# SET EXERCISE:
Write out all lines holding the word "CXFJ".

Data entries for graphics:
[Start]

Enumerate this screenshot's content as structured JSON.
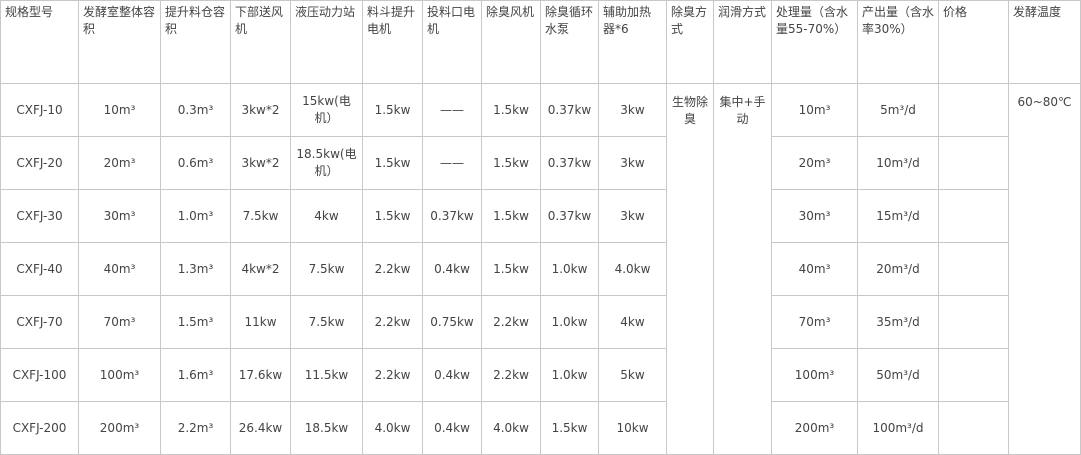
{
  "table": {
    "headers": [
      "规格型号",
      "发酵室整体容积",
      "提升料仓容积",
      "下部送风机",
      "液压动力站",
      "料斗提升电机",
      "投料口电机",
      "除臭风机",
      "除臭循环水泵",
      "辅助加热器*6",
      "除臭方式",
      "润滑方式",
      "处理量（含水量55-70%）",
      "产出量（含水率30%）",
      "价格",
      "发酵温度"
    ],
    "rows": [
      [
        "CXFJ-10",
        "10m³",
        "0.3m³",
        "3kw*2",
        "15kw(电机）",
        "1.5kw",
        "——",
        "1.5kw",
        "0.37kw",
        "3kw",
        "10m³",
        "5m³/d"
      ],
      [
        "CXFJ-20",
        "20m³",
        "0.6m³",
        "3kw*2",
        "18.5kw(电机）",
        "1.5kw",
        "——",
        "1.5kw",
        "0.37kw",
        "3kw",
        "20m³",
        "10m³/d"
      ],
      [
        "CXFJ-30",
        "30m³",
        "1.0m³",
        "7.5kw",
        "4kw",
        "1.5kw",
        "0.37kw",
        "1.5kw",
        "0.37kw",
        "3kw",
        "30m³",
        "15m³/d"
      ],
      [
        "CXFJ-40",
        "40m³",
        "1.3m³",
        "4kw*2",
        "7.5kw",
        "2.2kw",
        "0.4kw",
        "1.5kw",
        "1.0kw",
        "4.0kw",
        "40m³",
        "20m³/d"
      ],
      [
        "CXFJ-70",
        "70m³",
        "1.5m³",
        "11kw",
        "7.5kw",
        "2.2kw",
        "0.75kw",
        "2.2kw",
        "1.0kw",
        "4kw",
        "70m³",
        "35m³/d"
      ],
      [
        "CXFJ-100",
        "100m³",
        "1.6m³",
        "17.6kw",
        "11.5kw",
        "2.2kw",
        "0.4kw",
        "2.2kw",
        "1.0kw",
        "5kw",
        "100m³",
        "50m³/d"
      ],
      [
        "CXFJ-200",
        "200m³",
        "2.2m³",
        "26.4kw",
        "18.5kw",
        "4.0kw",
        "0.4kw",
        "4.0kw",
        "1.5kw",
        "10kw",
        "200m³",
        "100m³/d"
      ]
    ],
    "deodorization": "生物除臭",
    "lubrication": "集中+手动",
    "temperature": "60~80℃"
  }
}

[End]

# FINAL ANSWER:
        "CXFJ-10",
        "CXFJ-20",
        "CXFJ-30",
        "CXFJ-40",
        "CXFJ-70",
        "CXFJ-100",
        "CXFJ-200",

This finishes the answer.